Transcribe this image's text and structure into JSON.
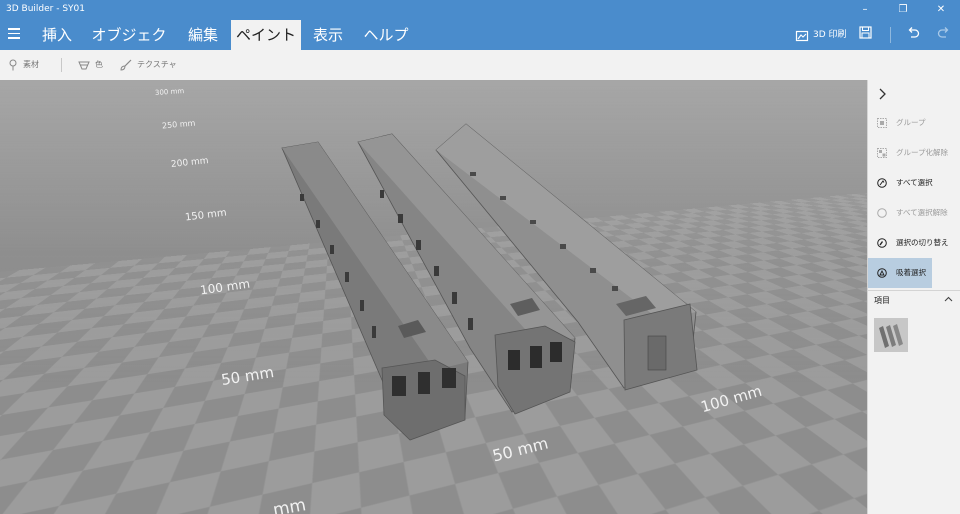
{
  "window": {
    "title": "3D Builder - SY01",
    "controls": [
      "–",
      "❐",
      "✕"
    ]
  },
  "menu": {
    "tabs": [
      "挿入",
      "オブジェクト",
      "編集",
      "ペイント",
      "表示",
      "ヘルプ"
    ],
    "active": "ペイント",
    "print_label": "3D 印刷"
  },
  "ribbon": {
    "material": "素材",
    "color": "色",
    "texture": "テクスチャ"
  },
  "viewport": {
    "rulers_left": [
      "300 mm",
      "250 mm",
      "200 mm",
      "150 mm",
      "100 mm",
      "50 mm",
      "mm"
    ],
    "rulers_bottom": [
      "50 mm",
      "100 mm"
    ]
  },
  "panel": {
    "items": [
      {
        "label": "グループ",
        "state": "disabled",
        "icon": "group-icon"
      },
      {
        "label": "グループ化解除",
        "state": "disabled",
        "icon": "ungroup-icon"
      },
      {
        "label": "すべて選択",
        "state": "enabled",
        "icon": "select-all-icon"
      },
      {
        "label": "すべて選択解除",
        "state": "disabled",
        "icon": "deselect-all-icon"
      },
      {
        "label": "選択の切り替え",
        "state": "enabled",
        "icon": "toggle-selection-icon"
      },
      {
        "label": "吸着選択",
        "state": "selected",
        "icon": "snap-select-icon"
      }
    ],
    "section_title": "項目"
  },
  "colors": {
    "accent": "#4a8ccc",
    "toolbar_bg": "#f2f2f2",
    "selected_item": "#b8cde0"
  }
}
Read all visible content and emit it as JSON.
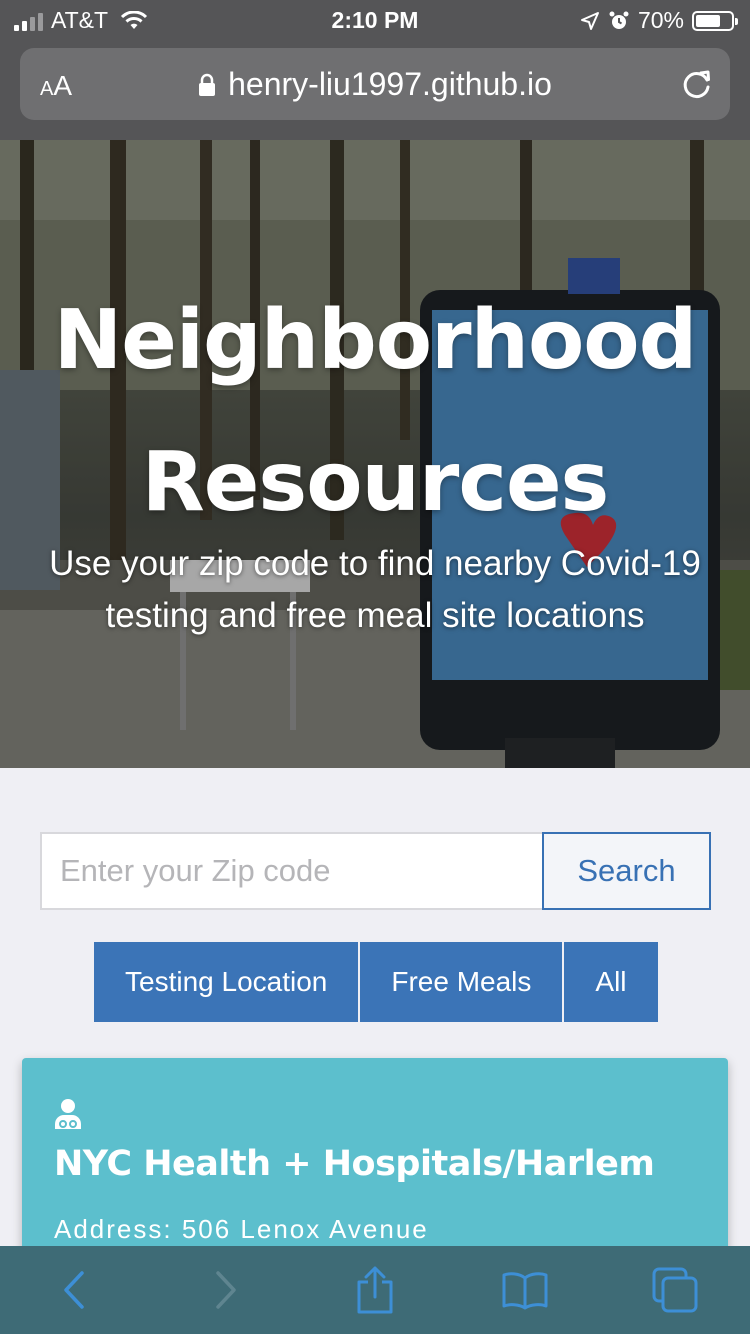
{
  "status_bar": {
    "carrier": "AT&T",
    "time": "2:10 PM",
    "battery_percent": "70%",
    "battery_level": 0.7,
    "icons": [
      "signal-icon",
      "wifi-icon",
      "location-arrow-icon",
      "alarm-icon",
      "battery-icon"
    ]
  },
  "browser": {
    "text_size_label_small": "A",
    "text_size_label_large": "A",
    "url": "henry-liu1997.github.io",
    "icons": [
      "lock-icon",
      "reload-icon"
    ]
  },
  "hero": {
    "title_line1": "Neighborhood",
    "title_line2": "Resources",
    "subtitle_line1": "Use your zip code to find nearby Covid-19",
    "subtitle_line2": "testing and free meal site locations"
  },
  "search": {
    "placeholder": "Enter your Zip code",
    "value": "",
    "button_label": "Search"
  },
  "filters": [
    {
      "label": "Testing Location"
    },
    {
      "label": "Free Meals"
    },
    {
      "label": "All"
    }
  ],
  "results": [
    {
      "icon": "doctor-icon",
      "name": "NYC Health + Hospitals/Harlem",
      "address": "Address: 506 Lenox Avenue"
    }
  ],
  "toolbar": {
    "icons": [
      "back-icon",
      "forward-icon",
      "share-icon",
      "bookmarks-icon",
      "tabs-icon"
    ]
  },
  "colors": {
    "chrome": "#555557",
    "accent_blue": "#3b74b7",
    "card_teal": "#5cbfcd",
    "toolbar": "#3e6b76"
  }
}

(EXERCISE) Copy the listing over exactly, skipping the pictures it holds.

(RESPONSE TO THIS TASK)
Transcribe this image's text and structure into JSON.
{
  "window": {
    "title": "3D Builder - SY01",
    "controls": [
      "–",
      "❐",
      "✕"
    ]
  },
  "menu": {
    "tabs": [
      "挿入",
      "オブジェクト",
      "編集",
      "ペイント",
      "表示",
      "ヘルプ"
    ],
    "active": "ペイント",
    "print_label": "3D 印刷"
  },
  "ribbon": {
    "material": "素材",
    "color": "色",
    "texture": "テクスチャ"
  },
  "viewport": {
    "rulers_left": [
      "300 mm",
      "250 mm",
      "200 mm",
      "150 mm",
      "100 mm",
      "50 mm",
      "mm"
    ],
    "rulers_bottom": [
      "50 mm",
      "100 mm"
    ]
  },
  "panel": {
    "items": [
      {
        "label": "グループ",
        "state": "disabled",
        "icon": "group-icon"
      },
      {
        "label": "グループ化解除",
        "state": "disabled",
        "icon": "ungroup-icon"
      },
      {
        "label": "すべて選択",
        "state": "enabled",
        "icon": "select-all-icon"
      },
      {
        "label": "すべて選択解除",
        "state": "disabled",
        "icon": "deselect-all-icon"
      },
      {
        "label": "選択の切り替え",
        "state": "enabled",
        "icon": "toggle-selection-icon"
      },
      {
        "label": "吸着選択",
        "state": "selected",
        "icon": "snap-select-icon"
      }
    ],
    "section_title": "項目"
  },
  "colors": {
    "accent": "#4a8ccc",
    "toolbar_bg": "#f2f2f2",
    "selected_item": "#b8cde0"
  }
}
Read all visible content and emit it as JSON.
{
  "status_bar": {
    "carrier": "AT&T",
    "time": "2:10 PM",
    "battery_percent": "70%",
    "battery_level": 0.7,
    "icons": [
      "signal-icon",
      "wifi-icon",
      "location-arrow-icon",
      "alarm-icon",
      "battery-icon"
    ]
  },
  "browser": {
    "text_size_label_small": "A",
    "text_size_label_large": "A",
    "url": "henry-liu1997.github.io",
    "icons": [
      "lock-icon",
      "reload-icon"
    ]
  },
  "hero": {
    "title_line1": "Neighborhood",
    "title_line2": "Resources",
    "subtitle_line1": "Use your zip code to find nearby Covid-19",
    "subtitle_line2": "testing and free meal site locations"
  },
  "search": {
    "placeholder": "Enter your Zip code",
    "value": "",
    "button_label": "Search"
  },
  "filters": [
    {
      "label": "Testing Location"
    },
    {
      "label": "Free Meals"
    },
    {
      "label": "All"
    }
  ],
  "results": [
    {
      "icon": "doctor-icon",
      "name": "NYC Health + Hospitals/Harlem",
      "address": "Address: 506 Lenox Avenue"
    }
  ],
  "toolbar": {
    "icons": [
      "back-icon",
      "forward-icon",
      "share-icon",
      "bookmarks-icon",
      "tabs-icon"
    ]
  },
  "colors": {
    "chrome": "#555557",
    "accent_blue": "#3b74b7",
    "card_teal": "#5cbfcd",
    "toolbar": "#3e6b76"
  }
}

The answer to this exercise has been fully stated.